Return the lines below that carry the word "title".

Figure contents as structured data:

>>>>

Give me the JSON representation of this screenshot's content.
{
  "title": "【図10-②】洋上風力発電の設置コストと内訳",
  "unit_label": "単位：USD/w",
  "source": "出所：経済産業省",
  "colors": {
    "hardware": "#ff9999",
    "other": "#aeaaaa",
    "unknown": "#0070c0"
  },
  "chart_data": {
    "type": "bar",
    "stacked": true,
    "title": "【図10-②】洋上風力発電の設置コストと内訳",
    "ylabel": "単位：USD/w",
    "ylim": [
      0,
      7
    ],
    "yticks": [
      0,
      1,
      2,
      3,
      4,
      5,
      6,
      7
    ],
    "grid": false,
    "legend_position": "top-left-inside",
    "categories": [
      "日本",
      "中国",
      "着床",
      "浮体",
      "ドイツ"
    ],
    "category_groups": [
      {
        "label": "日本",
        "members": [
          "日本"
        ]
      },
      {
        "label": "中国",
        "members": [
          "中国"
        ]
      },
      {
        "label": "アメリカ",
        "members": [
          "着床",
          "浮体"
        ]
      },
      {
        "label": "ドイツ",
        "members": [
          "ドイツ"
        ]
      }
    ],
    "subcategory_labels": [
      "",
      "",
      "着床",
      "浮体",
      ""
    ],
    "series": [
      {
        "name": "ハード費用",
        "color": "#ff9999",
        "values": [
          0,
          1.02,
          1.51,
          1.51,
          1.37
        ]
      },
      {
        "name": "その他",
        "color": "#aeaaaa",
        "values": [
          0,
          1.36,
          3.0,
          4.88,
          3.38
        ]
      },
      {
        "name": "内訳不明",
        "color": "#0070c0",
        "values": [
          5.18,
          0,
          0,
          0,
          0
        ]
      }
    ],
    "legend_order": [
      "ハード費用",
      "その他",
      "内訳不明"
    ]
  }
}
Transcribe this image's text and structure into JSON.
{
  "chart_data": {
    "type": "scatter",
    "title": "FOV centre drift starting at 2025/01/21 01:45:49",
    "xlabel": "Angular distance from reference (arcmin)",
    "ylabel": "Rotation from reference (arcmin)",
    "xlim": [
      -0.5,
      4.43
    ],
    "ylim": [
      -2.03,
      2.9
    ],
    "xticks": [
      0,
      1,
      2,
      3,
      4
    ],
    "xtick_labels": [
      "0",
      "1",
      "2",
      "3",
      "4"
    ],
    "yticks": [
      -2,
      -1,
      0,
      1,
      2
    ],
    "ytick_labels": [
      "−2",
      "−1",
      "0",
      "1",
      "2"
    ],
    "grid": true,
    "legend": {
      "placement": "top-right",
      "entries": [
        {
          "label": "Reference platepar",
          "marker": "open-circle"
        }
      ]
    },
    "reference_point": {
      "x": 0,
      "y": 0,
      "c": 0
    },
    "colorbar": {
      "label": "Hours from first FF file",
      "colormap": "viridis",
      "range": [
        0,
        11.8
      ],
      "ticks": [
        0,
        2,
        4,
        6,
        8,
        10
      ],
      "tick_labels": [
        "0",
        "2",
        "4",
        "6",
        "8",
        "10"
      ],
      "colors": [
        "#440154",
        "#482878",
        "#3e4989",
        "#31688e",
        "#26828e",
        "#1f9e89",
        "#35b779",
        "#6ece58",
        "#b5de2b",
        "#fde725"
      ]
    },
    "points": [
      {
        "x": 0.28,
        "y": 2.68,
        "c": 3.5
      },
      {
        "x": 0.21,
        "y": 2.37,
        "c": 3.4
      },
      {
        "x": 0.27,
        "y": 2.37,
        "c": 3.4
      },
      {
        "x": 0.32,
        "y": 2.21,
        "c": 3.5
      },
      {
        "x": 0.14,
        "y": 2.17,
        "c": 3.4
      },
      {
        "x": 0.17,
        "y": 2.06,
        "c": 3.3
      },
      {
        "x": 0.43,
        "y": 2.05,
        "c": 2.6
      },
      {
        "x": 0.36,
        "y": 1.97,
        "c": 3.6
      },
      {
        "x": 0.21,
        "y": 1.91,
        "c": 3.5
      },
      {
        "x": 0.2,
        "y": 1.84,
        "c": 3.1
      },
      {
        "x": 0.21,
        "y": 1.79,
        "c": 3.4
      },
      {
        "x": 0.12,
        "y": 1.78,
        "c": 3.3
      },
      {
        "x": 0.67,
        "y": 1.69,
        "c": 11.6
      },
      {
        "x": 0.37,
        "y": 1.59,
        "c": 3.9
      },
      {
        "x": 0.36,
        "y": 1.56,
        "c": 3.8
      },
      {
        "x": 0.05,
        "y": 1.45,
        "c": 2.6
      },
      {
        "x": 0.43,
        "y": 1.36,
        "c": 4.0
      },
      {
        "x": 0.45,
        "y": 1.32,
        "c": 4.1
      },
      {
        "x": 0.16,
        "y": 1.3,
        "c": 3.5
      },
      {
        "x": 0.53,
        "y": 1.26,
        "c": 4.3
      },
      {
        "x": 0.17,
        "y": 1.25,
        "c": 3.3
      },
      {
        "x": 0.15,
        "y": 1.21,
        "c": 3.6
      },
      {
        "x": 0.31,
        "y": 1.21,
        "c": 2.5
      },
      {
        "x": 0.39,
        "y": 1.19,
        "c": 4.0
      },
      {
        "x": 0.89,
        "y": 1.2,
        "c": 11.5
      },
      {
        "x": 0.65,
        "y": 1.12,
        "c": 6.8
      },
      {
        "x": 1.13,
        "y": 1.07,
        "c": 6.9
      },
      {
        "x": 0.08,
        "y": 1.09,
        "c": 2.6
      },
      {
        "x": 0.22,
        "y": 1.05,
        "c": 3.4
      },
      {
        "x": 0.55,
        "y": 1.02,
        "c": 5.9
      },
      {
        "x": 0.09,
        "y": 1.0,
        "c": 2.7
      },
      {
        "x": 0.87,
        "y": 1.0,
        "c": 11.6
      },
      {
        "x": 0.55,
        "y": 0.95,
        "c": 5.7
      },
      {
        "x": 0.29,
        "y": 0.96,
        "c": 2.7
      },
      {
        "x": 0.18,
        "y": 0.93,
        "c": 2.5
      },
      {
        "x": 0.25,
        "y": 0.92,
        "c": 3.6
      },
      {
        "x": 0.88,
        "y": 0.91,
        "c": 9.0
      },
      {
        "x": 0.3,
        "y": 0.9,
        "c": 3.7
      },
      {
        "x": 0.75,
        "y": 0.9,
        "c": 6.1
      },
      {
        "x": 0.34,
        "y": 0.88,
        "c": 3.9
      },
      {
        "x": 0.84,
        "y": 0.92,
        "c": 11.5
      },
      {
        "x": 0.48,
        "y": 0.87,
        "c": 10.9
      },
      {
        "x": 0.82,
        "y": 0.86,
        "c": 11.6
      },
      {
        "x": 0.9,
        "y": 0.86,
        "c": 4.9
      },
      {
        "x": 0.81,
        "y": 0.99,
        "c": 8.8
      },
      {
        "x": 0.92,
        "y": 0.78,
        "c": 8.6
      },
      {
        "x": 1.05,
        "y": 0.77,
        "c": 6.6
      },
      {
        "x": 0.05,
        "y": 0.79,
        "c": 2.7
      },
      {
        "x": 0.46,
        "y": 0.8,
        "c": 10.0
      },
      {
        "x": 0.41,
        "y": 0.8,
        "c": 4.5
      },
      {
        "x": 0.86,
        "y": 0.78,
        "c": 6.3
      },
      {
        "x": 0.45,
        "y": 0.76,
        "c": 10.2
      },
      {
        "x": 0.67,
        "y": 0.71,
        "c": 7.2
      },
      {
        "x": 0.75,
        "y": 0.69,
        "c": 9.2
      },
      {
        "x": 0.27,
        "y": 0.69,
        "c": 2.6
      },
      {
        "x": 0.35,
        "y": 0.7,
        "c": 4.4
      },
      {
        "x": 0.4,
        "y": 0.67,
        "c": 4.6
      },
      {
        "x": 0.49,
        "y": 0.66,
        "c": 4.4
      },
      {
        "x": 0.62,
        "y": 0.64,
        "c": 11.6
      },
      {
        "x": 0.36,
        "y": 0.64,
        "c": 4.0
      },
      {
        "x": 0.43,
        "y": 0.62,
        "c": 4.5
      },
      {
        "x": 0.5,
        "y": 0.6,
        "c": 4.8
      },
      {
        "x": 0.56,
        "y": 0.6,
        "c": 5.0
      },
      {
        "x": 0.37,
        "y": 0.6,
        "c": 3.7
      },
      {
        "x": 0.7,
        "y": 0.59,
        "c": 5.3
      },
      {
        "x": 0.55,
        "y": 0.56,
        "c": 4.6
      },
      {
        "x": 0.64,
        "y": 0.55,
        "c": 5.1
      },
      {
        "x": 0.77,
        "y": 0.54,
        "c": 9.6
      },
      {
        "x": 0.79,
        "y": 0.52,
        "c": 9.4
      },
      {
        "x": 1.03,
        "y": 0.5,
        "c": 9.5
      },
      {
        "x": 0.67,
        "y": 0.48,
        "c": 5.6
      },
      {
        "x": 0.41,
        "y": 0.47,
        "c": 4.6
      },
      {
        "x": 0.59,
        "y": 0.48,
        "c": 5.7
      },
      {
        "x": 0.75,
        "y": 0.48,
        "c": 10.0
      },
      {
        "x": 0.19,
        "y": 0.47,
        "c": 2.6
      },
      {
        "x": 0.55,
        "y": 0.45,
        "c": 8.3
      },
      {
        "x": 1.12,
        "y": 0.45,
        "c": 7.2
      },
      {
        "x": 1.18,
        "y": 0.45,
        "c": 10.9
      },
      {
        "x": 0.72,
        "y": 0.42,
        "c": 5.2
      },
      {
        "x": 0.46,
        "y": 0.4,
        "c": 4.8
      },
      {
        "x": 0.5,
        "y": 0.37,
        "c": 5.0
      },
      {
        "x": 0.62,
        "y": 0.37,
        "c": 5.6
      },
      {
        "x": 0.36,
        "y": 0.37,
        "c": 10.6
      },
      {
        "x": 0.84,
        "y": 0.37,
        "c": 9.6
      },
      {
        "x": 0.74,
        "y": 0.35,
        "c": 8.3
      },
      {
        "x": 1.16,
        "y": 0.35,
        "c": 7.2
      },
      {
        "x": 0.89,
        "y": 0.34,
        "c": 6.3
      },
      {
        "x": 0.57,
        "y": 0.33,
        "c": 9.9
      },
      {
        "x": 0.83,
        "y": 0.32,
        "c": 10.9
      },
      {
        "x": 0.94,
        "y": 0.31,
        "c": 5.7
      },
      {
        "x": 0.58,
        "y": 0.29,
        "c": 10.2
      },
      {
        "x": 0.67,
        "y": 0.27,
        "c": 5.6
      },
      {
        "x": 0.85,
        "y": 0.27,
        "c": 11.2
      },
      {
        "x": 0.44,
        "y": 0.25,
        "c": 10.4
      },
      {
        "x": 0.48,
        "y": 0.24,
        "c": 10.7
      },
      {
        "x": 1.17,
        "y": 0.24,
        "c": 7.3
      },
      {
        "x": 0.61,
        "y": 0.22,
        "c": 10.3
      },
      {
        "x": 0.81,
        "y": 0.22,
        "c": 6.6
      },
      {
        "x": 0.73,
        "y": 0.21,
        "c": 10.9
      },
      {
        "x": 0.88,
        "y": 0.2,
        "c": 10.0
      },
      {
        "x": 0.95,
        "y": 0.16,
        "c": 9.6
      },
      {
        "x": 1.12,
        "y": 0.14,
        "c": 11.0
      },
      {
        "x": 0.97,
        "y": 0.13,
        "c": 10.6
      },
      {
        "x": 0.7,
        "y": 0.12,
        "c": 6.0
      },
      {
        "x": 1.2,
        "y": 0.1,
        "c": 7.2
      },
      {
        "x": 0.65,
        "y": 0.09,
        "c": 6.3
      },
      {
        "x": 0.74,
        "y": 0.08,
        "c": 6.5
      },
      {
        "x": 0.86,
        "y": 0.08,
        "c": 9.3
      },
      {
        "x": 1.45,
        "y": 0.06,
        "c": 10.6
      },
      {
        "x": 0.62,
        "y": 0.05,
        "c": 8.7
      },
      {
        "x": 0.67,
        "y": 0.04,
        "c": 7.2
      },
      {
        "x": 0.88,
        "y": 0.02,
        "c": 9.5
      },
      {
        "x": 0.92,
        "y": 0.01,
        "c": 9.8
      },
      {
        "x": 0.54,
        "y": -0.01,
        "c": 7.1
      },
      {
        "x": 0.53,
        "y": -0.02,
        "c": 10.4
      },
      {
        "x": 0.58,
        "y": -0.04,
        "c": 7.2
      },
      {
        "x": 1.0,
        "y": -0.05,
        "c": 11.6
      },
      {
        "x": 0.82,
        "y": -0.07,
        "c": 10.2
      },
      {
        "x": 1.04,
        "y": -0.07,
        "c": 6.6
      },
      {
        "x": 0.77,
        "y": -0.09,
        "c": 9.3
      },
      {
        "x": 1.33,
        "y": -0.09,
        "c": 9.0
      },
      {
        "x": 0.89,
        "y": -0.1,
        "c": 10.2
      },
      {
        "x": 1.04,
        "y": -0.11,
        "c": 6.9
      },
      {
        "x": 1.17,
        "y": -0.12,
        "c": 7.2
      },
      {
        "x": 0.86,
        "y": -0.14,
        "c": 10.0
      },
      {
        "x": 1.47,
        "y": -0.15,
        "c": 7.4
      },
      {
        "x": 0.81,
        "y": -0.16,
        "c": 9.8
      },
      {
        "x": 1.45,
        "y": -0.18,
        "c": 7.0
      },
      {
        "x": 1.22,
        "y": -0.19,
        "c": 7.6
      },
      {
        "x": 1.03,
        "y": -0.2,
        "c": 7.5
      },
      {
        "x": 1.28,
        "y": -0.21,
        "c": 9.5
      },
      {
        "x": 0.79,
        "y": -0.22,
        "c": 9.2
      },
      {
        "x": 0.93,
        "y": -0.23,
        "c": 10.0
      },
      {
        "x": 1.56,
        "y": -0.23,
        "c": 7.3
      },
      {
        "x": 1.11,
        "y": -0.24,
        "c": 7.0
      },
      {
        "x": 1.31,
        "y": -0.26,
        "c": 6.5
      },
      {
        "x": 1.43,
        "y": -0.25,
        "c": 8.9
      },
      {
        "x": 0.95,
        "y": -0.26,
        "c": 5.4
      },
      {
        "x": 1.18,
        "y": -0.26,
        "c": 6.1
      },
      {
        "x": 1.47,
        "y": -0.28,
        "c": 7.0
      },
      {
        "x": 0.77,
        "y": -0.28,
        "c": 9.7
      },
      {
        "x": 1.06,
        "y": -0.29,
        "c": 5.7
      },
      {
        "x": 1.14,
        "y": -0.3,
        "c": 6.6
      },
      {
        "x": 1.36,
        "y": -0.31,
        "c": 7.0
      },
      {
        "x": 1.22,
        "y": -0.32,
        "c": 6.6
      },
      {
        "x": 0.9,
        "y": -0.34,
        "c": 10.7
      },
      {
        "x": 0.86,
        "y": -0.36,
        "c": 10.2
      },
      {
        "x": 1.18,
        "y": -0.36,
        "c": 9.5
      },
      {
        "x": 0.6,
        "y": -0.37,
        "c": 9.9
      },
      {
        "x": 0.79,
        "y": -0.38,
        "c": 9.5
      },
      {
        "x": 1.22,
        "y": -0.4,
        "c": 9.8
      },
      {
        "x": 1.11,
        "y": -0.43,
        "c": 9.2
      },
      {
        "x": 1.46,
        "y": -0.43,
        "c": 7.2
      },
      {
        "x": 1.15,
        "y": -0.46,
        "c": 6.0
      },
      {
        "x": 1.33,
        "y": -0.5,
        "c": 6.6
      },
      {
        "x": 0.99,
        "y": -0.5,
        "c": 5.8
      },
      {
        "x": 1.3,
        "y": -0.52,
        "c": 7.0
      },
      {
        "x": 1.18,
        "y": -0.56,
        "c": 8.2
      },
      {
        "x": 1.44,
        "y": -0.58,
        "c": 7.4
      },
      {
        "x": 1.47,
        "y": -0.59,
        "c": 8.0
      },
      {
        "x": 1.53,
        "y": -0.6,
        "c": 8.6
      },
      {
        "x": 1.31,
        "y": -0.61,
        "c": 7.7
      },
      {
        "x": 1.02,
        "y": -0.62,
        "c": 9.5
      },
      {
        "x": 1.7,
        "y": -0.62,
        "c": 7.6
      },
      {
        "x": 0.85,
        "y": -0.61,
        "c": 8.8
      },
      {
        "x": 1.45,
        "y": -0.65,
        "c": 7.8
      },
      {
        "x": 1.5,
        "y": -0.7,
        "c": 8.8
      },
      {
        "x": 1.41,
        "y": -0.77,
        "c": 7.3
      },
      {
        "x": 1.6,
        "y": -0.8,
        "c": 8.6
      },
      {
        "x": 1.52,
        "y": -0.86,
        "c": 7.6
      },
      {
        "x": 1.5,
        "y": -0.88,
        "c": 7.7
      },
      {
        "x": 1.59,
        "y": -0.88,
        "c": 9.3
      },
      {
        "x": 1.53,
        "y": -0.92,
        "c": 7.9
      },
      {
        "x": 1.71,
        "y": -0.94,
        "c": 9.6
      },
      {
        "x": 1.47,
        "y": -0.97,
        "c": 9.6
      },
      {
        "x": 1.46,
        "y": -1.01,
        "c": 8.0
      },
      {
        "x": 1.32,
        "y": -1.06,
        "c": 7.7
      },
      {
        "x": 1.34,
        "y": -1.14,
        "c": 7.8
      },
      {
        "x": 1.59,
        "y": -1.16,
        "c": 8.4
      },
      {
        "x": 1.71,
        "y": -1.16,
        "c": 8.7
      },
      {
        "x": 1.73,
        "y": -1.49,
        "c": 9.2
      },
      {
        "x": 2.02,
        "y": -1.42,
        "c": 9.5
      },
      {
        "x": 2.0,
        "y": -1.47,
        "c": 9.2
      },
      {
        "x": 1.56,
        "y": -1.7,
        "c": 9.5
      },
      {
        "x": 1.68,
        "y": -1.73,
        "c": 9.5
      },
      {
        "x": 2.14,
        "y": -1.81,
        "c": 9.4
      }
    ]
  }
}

<<<<

* [SOLUTION TO THE EXERCISE]:
  "title": "【図10-②】洋上風力発電の設置コストと内訳",
    "title": "【図10-②】洋上風力発電の設置コストと内訳",
    "title": "FOV centre drift starting at 2025/01/21 01:45:49",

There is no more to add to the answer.